▶ [EXERCISE PROMPT] Repeat, line for line, the entries printed below.

▶ [DATASET]
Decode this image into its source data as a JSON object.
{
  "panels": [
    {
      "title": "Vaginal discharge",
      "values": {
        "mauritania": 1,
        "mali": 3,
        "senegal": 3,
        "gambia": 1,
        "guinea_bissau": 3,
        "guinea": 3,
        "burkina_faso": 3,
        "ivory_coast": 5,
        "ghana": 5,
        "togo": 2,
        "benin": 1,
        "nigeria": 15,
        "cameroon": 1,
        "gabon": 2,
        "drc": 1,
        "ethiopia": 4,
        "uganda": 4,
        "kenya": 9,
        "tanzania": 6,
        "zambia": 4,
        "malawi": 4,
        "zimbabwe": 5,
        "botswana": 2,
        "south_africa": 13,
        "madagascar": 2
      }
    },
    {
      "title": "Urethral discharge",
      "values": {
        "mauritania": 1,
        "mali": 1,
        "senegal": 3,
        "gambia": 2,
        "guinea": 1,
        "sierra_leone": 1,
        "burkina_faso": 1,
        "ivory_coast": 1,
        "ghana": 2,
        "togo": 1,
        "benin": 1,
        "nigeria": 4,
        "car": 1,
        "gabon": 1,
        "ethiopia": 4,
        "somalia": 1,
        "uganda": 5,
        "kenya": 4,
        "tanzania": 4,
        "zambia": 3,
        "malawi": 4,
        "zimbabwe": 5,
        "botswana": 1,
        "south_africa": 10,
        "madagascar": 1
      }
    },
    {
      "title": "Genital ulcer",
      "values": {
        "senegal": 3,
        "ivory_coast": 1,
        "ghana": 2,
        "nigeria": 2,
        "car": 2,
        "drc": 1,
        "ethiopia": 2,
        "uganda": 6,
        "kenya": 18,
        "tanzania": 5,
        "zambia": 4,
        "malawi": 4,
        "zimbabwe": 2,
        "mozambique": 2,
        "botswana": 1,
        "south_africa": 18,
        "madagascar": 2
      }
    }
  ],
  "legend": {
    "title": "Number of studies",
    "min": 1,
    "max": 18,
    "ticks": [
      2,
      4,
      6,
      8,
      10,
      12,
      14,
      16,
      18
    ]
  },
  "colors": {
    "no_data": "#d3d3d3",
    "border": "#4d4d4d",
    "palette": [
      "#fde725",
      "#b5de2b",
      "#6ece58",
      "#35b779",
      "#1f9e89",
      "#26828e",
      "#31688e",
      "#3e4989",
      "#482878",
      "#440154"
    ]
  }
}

▶ [THE OUTPUT]
Decode this image into its source data as a JSON object.
{
  "panels": [
    {
      "title": "Vaginal discharge",
      "values": {
        "mauritania": 1,
        "mali": 3,
        "senegal": 3,
        "gambia": 1,
        "guinea_bissau": 3,
        "guinea": 3,
        "burkina_faso": 3,
        "ivory_coast": 5,
        "ghana": 5,
        "togo": 2,
        "benin": 1,
        "nigeria": 15,
        "cameroon": 1,
        "gabon": 2,
        "drc": 1,
        "ethiopia": 4,
        "uganda": 4,
        "kenya": 9,
        "tanzania": 6,
        "zambia": 4,
        "malawi": 4,
        "zimbabwe": 5,
        "botswana": 2,
        "south_africa": 13,
        "madagascar": 2
      }
    },
    {
      "title": "Urethral discharge",
      "values": {
        "mauritania": 1,
        "mali": 1,
        "senegal": 3,
        "gambia": 2,
        "guinea": 1,
        "sierra_leone": 1,
        "burkina_faso": 1,
        "ivory_coast": 1,
        "ghana": 2,
        "togo": 1,
        "benin": 1,
        "nigeria": 4,
        "car": 1,
        "gabon": 1,
        "ethiopia": 4,
        "somalia": 1,
        "uganda": 5,
        "kenya": 4,
        "tanzania": 4,
        "zambia": 3,
        "malawi": 4,
        "zimbabwe": 5,
        "botswana": 1,
        "south_africa": 10,
        "madagascar": 1
      }
    },
    {
      "title": "Genital ulcer",
      "values": {
        "senegal": 3,
        "ivory_coast": 1,
        "ghana": 2,
        "nigeria": 2,
        "car": 2,
        "drc": 1,
        "ethiopia": 2,
        "uganda": 6,
        "kenya": 18,
        "tanzania": 5,
        "zambia": 4,
        "malawi": 4,
        "zimbabwe": 2,
        "mozambique": 2,
        "botswana": 1,
        "south_africa": 18,
        "madagascar": 2
      }
    }
  ],
  "legend": {
    "title": "Number of studies",
    "min": 1,
    "max": 18,
    "ticks": [
      2,
      4,
      6,
      8,
      10,
      12,
      14,
      16,
      18
    ]
  },
  "colors": {
    "no_data": "#d3d3d3",
    "border": "#4d4d4d",
    "palette": [
      "#fde725",
      "#b5de2b",
      "#6ece58",
      "#35b779",
      "#1f9e89",
      "#26828e",
      "#31688e",
      "#3e4989",
      "#482878",
      "#440154"
    ]
  }
}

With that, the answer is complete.